◆ **Exercise instructions**: Look through the data below. Show each line where the string "предоставлении" occurs.

══ Input data

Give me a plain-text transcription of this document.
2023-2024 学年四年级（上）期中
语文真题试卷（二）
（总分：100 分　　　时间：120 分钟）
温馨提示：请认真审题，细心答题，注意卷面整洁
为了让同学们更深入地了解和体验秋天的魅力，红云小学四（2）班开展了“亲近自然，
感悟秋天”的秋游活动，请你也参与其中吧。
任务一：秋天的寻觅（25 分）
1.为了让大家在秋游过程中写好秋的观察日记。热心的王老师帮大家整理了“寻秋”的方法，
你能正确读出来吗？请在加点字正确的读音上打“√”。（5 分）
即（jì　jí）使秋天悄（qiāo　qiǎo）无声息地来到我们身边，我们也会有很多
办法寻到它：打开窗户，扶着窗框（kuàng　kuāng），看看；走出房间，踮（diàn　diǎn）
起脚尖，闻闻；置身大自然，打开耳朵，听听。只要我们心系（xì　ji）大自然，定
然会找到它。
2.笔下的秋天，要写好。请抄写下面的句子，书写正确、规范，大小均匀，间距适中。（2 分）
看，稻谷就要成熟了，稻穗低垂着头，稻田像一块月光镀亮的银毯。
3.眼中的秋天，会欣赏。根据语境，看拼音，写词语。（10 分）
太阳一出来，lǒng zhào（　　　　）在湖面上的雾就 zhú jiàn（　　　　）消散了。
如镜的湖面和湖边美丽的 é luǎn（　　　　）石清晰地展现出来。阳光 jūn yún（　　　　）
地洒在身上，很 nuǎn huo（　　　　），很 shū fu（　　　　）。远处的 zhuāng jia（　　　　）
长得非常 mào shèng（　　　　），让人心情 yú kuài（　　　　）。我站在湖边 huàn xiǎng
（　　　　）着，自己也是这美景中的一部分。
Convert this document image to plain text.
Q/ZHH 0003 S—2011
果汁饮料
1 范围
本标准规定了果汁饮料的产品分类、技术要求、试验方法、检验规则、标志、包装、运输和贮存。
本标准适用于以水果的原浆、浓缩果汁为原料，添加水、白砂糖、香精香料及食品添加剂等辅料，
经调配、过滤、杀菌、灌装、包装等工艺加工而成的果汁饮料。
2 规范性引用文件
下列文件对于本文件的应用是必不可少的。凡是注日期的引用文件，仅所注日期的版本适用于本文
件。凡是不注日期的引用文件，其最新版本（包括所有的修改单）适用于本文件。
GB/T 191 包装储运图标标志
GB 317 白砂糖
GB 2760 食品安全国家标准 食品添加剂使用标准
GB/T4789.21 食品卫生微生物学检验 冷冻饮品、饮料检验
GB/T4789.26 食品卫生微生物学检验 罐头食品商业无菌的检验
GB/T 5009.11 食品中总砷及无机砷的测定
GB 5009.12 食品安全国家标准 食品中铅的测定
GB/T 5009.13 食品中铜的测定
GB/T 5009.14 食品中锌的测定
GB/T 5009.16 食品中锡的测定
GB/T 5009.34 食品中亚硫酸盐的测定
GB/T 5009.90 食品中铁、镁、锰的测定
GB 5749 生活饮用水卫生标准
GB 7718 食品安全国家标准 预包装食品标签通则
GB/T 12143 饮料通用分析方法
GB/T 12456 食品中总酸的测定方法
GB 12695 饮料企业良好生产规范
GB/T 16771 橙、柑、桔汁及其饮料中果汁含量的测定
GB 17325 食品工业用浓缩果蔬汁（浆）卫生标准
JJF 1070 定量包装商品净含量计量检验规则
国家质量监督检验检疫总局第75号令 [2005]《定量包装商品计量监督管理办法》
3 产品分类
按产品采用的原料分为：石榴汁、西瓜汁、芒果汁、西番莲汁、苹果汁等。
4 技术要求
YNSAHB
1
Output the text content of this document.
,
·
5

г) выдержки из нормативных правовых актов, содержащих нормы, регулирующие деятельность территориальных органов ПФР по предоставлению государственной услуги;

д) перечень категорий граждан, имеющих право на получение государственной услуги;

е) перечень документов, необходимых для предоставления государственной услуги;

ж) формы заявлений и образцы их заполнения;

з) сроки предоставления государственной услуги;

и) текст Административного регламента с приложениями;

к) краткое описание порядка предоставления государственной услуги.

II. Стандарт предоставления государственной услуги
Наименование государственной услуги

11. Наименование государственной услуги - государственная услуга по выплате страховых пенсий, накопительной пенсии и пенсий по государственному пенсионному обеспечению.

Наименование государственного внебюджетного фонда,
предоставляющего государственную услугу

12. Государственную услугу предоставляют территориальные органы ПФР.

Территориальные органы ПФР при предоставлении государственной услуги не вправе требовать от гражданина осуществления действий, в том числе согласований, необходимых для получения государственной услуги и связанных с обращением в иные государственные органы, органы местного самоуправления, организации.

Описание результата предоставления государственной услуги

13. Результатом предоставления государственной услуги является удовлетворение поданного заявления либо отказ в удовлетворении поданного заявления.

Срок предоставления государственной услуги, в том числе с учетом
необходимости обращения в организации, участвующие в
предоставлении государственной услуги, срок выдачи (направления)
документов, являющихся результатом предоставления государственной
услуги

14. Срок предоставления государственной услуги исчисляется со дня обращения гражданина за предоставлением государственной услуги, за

════

◆ **Task result**:
Территориальные органы ПФР при предоставлении государственной услуги не вправе требовать от гражданина осуществления действий, в том числе согласований, необходимых для получения государственной услуги и связанных с обращением в иные государственные органы, органы местного самоуправления, организации.
предоставлении государственной услуги, срок выдачи (направления)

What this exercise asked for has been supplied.